"""

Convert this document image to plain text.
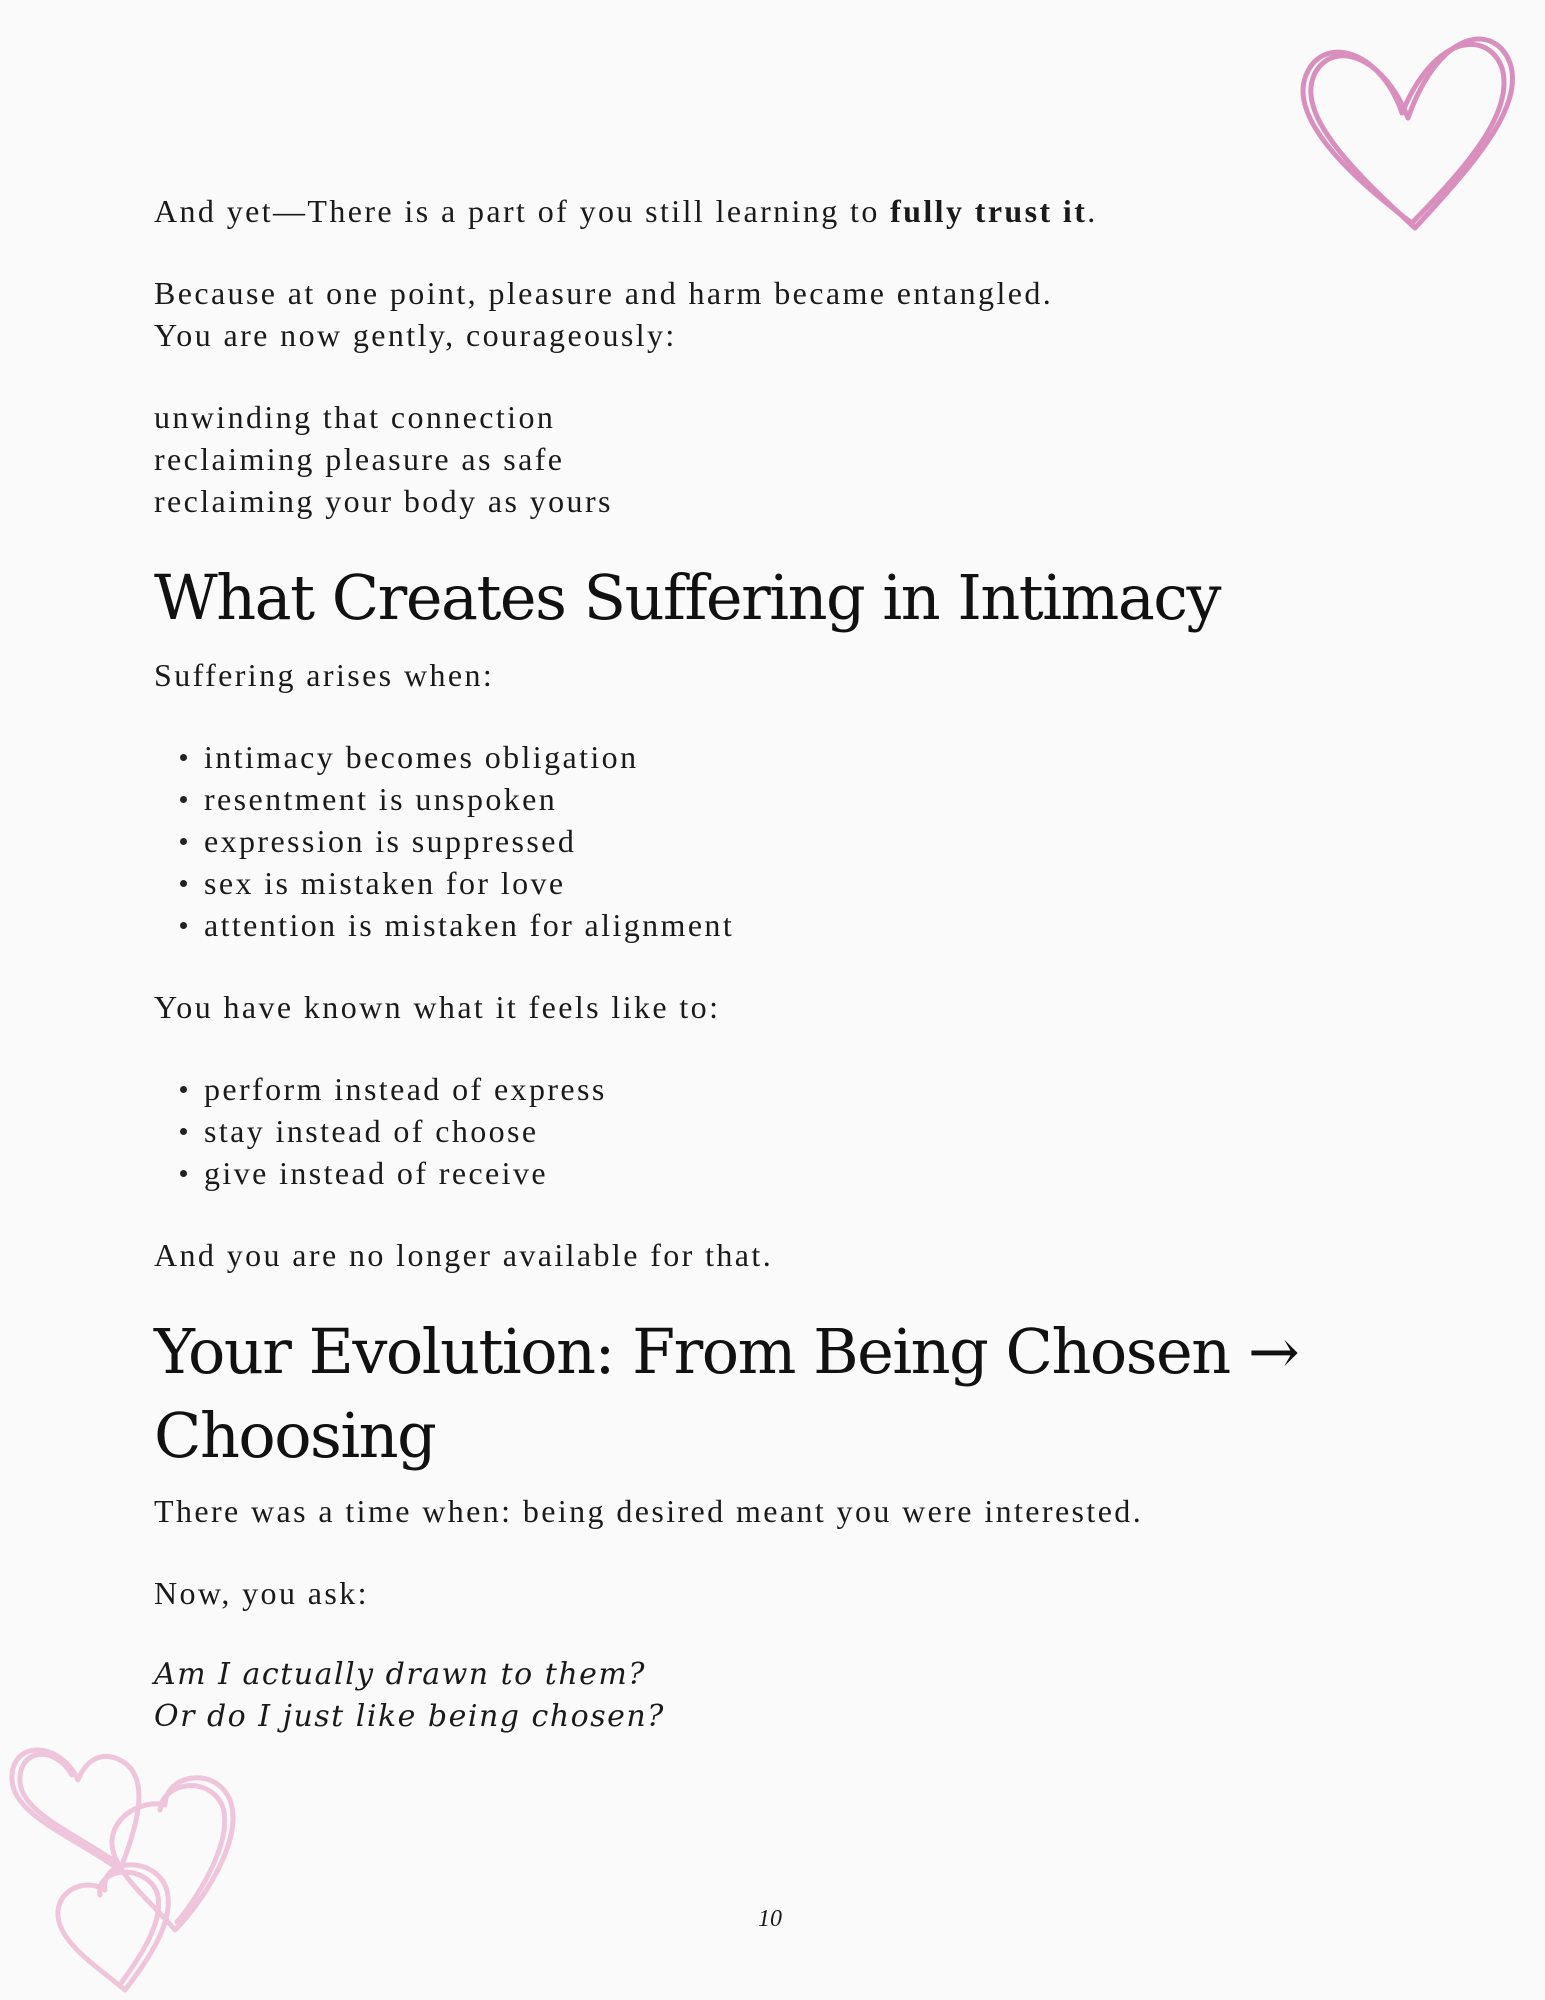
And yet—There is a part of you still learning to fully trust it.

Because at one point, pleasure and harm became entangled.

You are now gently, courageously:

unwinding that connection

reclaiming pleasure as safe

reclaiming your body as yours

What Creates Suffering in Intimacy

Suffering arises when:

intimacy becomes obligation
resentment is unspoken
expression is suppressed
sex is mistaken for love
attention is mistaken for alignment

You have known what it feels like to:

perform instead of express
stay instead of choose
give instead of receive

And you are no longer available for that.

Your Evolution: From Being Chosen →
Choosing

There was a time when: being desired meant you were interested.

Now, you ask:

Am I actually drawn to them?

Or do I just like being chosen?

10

"""

PROBLEM DETAILS. Determine how many lines of the records above contain the word "mistaken", and report only that number.

RESPONSE TO THE EXERCISE. 2